Problem statement
Read the records below and copy each line that contains "napuhati".

Data excerpts
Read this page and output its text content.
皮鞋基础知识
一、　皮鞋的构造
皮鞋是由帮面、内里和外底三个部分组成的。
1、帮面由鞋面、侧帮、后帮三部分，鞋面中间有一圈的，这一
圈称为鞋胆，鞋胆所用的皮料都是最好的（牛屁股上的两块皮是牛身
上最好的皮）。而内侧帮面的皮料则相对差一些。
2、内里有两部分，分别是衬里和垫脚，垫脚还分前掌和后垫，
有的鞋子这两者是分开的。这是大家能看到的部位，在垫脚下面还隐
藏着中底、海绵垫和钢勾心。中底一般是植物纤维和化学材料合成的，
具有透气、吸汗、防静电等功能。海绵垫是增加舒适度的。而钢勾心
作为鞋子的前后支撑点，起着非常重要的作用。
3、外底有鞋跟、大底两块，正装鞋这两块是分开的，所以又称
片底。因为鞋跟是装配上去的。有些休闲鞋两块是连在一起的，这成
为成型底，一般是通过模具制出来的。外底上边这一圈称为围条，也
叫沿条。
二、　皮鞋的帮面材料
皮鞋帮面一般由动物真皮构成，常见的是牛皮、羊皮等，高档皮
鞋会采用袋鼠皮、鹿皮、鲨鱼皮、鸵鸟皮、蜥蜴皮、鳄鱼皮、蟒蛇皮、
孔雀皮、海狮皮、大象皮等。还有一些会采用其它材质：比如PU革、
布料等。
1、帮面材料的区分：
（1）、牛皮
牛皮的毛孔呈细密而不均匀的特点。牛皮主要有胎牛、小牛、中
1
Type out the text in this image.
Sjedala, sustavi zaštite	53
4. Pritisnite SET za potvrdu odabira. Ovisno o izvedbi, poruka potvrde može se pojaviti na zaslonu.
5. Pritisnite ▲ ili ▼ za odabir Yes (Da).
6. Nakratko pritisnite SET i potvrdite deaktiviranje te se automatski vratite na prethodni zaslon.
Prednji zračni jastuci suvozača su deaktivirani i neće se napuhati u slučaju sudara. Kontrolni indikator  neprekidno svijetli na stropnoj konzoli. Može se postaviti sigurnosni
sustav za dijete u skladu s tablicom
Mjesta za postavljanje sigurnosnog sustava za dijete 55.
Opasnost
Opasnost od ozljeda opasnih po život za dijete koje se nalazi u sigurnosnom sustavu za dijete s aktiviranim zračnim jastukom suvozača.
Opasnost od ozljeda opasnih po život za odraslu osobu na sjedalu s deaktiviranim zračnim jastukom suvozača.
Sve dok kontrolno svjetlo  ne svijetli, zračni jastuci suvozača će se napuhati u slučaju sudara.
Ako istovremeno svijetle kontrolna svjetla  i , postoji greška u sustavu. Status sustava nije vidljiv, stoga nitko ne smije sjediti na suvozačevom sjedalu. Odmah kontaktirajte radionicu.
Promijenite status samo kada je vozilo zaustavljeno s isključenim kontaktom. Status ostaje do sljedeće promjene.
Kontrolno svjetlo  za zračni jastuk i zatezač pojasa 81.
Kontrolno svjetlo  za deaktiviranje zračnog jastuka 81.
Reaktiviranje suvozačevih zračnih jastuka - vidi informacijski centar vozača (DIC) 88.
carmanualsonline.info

Exercise result
Prednji zračni jastuci suvozača su deaktivirani i neće se napuhati u slučaju sudara. Kontrolni indikator  neprekidno svijetli na stropnoj konzoli. Može se postaviti sigurnosni
Sve dok kontrolno svjetlo  ne svijetli, zračni jastuci suvozača će se napuhati u slučaju sudara.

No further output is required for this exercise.